Write out each line from the data below that includes the word "MPEG".

# Source data
━━━━

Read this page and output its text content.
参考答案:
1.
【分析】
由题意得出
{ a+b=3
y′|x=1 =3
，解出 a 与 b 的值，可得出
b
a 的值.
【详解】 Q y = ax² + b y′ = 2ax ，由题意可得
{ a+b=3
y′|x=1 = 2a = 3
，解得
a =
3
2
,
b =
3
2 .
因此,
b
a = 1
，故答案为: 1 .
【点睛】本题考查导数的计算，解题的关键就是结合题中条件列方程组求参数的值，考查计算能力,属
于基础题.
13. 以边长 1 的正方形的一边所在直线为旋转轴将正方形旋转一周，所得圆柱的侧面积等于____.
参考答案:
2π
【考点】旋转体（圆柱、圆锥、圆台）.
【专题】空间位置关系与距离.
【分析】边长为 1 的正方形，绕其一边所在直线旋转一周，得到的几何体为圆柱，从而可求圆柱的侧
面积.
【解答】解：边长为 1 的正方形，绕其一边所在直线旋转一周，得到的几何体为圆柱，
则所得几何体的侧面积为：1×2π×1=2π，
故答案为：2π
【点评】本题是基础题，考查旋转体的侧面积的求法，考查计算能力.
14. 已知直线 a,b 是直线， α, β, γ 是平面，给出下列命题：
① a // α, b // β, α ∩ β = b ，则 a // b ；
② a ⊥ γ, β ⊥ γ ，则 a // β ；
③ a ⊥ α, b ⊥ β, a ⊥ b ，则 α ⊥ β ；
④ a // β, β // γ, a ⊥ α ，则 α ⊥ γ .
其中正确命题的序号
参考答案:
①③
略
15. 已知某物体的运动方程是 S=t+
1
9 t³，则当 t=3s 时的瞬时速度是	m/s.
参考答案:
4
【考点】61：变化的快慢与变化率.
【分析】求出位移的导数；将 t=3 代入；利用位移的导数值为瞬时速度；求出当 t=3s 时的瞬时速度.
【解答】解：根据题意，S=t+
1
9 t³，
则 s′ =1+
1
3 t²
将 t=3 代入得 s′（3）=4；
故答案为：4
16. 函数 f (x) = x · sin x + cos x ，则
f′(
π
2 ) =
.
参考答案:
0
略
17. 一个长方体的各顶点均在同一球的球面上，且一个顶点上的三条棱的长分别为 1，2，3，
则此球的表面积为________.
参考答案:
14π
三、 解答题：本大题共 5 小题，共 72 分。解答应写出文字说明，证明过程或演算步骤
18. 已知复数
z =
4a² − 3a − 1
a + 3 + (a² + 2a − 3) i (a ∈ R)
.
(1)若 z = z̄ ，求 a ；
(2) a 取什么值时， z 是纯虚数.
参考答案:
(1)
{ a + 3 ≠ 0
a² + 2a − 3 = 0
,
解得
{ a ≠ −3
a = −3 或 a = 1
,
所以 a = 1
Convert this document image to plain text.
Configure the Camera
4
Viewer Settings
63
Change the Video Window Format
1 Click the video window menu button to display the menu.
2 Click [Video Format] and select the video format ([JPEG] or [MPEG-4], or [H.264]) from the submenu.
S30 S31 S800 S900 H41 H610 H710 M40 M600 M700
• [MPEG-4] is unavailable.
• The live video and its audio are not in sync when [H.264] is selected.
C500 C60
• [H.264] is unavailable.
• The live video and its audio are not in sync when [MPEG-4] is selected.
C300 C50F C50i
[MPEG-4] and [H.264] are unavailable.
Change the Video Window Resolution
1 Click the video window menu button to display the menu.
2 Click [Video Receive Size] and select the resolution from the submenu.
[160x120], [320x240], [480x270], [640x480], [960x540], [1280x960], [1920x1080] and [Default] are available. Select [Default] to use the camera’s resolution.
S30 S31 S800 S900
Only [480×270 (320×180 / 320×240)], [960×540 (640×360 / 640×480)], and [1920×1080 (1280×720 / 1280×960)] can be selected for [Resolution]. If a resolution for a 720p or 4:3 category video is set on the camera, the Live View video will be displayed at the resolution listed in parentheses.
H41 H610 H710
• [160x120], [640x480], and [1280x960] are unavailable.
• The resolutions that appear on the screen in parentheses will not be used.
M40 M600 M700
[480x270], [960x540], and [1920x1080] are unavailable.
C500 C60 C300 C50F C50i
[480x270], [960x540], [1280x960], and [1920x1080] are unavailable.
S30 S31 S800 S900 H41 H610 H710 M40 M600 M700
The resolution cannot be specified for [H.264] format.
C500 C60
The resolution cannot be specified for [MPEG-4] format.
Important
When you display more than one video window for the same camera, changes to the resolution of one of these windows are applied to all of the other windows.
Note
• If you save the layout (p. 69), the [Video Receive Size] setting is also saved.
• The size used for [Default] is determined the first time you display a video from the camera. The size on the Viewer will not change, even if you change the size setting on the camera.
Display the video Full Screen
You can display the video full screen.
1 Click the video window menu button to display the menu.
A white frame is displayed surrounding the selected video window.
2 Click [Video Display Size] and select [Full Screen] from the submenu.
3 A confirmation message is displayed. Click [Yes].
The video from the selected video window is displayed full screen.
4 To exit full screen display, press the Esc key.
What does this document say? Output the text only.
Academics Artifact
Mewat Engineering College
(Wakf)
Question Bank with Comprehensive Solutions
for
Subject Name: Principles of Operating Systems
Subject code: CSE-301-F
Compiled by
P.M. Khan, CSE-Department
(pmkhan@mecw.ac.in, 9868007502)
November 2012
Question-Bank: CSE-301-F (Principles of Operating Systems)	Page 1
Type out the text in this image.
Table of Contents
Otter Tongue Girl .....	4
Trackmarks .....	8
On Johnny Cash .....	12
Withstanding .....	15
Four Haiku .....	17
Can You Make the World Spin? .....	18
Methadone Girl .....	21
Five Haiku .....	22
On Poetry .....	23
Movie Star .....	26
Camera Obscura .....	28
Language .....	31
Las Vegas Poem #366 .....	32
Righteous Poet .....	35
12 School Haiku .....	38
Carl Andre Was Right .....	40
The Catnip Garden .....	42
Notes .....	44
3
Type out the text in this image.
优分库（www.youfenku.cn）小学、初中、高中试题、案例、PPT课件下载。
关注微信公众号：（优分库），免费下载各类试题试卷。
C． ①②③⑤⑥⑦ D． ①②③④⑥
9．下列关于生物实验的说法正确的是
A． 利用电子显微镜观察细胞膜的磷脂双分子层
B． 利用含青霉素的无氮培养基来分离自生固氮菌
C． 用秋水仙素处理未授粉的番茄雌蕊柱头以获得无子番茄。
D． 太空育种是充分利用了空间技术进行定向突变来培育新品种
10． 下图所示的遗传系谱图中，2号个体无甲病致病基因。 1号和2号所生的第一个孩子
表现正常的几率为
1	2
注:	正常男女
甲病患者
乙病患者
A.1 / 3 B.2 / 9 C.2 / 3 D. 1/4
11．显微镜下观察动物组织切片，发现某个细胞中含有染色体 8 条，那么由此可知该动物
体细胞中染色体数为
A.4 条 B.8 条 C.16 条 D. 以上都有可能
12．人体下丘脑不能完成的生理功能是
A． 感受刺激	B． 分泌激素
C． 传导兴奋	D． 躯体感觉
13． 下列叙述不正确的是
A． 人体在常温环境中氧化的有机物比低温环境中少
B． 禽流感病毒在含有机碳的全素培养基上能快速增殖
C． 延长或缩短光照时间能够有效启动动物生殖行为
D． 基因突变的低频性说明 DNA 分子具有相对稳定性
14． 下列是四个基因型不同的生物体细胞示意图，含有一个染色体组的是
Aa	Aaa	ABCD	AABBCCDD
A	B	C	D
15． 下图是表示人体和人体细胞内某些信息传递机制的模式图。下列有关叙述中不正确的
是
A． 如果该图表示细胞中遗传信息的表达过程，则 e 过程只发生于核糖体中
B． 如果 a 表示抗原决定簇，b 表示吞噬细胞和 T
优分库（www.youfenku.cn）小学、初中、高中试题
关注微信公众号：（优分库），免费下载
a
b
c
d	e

━━━━

# Answer to the problem
2 Click [Video Format] and select the video format ([JPEG] or [MPEG-4], or [H.264]) from the submenu.
• [MPEG-4] is unavailable.
• The live video and its audio are not in sync when [MPEG-4] is selected.
[MPEG-4] and [H.264] are unavailable.
The resolution cannot be specified for [MPEG-4] format.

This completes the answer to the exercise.